== Short exercise ==
Locate all lines in the data below that hold "chen" and show them.

┄┄┄┄┄┄┄┄┄┄┄┄┄┄┄┄┄┄┄┄

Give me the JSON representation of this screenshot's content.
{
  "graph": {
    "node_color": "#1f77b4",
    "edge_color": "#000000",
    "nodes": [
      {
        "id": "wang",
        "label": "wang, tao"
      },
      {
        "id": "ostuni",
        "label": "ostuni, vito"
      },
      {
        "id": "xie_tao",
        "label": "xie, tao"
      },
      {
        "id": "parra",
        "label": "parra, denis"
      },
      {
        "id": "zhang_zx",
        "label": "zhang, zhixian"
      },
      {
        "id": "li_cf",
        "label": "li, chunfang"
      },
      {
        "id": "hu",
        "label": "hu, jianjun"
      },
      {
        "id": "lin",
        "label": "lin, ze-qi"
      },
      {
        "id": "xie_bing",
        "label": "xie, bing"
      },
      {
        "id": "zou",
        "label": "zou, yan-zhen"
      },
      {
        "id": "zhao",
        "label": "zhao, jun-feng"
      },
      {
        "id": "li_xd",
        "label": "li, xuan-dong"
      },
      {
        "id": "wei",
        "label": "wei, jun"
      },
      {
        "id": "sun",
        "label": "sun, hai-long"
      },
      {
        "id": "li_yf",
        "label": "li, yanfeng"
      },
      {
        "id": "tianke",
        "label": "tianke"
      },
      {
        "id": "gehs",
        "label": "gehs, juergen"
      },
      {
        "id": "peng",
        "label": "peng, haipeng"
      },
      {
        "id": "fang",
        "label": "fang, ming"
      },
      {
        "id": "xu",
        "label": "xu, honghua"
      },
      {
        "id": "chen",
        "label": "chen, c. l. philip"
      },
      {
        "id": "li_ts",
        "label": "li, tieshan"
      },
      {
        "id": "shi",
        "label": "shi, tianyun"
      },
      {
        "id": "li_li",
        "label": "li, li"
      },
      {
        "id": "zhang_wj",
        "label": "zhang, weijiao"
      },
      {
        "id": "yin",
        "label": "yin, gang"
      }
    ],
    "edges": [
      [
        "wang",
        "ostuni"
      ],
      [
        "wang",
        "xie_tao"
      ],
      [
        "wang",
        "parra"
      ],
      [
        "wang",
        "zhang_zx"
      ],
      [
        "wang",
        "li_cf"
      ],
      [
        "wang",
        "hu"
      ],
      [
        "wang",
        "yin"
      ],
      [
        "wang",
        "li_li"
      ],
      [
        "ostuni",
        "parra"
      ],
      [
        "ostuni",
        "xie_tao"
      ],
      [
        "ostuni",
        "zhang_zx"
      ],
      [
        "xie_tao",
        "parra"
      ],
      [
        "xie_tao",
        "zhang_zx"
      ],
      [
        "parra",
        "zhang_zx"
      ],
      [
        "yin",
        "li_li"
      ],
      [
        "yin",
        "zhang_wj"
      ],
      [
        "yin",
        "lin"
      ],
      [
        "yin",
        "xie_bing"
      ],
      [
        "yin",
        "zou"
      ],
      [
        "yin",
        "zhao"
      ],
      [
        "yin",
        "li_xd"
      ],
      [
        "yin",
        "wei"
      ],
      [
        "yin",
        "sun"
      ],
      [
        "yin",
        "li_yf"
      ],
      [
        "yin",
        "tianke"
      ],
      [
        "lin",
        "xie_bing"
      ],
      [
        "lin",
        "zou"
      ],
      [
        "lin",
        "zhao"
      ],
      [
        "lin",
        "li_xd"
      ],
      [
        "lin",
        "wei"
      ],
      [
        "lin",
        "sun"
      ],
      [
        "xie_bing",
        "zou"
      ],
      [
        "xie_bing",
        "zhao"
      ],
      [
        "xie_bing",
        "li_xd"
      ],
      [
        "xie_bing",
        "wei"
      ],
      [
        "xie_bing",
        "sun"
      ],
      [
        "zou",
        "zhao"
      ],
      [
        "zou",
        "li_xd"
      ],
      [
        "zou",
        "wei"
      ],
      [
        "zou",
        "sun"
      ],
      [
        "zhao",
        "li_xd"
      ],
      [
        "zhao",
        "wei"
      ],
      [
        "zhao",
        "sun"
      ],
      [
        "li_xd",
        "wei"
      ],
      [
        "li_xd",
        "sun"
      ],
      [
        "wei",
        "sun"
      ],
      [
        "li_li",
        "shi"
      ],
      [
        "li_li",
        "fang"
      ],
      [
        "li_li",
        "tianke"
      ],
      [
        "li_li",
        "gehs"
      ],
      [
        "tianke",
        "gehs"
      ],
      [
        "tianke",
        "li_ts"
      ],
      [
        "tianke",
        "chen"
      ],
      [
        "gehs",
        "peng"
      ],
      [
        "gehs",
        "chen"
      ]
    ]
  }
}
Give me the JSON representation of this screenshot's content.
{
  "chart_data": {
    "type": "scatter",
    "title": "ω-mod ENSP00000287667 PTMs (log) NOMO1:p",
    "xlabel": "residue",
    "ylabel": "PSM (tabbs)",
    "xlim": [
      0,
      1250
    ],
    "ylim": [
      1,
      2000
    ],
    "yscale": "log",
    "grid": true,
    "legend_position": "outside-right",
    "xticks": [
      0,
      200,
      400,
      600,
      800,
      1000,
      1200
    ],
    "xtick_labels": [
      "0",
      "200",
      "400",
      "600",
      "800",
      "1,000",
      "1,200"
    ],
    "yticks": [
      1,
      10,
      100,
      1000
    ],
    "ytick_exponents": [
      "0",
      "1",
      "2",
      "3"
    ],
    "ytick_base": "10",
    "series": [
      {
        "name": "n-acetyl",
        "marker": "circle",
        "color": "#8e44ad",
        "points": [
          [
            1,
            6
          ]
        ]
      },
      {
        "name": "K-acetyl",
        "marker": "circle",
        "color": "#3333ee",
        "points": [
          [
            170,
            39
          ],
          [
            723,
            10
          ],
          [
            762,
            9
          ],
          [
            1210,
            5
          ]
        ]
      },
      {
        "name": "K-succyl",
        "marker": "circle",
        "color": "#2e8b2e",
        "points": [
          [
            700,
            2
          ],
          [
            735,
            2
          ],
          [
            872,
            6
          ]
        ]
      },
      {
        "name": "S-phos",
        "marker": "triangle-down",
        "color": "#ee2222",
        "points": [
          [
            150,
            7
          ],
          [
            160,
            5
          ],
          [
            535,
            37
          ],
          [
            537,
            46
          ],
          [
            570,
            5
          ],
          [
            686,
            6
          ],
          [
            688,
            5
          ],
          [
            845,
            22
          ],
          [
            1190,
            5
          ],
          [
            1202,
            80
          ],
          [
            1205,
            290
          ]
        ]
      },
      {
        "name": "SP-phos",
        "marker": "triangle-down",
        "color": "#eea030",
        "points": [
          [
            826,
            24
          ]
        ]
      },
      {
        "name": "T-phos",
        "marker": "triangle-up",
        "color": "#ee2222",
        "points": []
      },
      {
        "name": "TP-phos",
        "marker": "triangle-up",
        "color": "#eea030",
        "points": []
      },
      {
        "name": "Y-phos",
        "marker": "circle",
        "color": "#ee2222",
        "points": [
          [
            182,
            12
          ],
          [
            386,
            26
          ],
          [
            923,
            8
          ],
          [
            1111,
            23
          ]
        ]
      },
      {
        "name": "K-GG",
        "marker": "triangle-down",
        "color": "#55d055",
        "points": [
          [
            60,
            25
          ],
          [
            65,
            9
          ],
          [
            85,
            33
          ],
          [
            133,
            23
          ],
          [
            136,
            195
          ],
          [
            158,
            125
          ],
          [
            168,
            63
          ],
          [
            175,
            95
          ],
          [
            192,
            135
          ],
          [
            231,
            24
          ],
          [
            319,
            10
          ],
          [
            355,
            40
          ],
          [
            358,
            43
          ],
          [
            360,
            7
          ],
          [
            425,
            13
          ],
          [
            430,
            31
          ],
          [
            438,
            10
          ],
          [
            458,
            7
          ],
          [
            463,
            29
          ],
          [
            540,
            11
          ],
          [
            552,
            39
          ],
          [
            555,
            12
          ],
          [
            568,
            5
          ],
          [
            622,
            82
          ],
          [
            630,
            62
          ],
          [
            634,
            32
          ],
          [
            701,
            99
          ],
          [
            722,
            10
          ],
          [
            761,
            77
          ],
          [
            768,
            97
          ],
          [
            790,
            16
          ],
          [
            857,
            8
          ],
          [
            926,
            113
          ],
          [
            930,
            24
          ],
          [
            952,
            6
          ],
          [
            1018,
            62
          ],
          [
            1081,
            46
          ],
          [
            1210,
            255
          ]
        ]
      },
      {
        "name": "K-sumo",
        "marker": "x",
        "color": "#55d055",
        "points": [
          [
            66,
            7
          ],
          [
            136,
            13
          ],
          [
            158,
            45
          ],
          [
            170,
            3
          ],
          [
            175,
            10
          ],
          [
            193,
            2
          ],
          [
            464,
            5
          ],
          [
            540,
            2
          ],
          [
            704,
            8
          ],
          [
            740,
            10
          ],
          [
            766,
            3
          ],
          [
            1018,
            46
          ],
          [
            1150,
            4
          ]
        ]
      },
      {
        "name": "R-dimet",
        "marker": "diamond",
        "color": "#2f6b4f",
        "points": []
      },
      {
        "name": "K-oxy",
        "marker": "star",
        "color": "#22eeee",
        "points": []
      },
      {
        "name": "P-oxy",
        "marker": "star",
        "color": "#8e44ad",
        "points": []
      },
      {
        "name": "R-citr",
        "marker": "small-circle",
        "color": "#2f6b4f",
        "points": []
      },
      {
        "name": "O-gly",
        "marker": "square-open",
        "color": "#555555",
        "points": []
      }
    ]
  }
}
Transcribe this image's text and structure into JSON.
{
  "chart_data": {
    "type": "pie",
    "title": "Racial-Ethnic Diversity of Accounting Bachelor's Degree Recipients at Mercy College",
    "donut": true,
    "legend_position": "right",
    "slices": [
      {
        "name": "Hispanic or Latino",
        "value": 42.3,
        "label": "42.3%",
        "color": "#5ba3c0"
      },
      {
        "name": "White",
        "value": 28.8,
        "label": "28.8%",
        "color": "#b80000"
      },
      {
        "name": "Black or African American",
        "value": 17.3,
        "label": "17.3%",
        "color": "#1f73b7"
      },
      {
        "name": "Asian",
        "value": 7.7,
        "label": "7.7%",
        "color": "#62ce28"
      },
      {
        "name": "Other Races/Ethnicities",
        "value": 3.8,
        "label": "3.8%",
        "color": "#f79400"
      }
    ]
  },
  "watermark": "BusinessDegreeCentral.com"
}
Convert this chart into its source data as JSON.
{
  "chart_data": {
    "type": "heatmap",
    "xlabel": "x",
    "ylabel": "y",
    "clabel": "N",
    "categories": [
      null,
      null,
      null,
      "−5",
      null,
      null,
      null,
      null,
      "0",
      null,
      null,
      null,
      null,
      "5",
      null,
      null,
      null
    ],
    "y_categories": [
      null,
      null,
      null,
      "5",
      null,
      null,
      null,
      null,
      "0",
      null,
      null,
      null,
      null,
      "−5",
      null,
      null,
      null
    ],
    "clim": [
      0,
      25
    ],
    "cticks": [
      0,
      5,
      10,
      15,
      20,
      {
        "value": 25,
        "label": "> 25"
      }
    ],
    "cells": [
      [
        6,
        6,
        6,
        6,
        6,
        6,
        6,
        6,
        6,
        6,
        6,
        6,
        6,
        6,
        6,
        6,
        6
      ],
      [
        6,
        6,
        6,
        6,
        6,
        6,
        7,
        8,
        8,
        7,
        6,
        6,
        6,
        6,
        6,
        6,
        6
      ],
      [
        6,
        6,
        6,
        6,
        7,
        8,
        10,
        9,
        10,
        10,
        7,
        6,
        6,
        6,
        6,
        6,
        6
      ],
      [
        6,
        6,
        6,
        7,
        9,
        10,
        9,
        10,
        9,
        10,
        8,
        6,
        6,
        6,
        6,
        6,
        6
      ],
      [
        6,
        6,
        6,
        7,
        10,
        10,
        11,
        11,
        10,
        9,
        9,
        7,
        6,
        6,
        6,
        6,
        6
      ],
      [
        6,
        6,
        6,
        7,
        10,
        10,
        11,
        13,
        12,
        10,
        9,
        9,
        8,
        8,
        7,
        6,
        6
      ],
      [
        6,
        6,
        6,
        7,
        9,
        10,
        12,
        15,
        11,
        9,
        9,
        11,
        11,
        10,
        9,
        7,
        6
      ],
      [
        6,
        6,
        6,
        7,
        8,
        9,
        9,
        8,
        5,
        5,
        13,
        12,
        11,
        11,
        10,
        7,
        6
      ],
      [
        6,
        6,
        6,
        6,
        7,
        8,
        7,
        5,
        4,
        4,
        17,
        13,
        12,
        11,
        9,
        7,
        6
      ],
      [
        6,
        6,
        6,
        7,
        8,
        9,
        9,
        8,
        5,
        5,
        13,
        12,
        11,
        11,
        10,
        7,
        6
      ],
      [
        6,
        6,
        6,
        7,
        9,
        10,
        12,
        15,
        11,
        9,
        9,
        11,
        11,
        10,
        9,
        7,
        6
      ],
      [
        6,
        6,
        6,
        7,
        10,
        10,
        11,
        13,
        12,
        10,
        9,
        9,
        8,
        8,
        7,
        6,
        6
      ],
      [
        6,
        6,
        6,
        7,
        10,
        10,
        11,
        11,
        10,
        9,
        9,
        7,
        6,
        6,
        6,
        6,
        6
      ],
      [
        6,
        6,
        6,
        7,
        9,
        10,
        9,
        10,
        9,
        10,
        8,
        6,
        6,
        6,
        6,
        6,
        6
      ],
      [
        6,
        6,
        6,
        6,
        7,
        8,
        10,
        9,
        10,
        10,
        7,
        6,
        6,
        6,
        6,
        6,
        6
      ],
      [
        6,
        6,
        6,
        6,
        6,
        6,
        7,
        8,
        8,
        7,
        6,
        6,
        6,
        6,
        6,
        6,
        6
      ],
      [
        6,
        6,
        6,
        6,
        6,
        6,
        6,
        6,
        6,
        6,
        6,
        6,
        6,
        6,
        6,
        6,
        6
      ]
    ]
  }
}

┄┄┄┄┄┄┄┄┄┄┄┄┄┄┄┄┄┄┄┄

== Exercise solution ==
        "id": "chen",
        "label": "chen, c. l. philip"
        "chen"
        "chen"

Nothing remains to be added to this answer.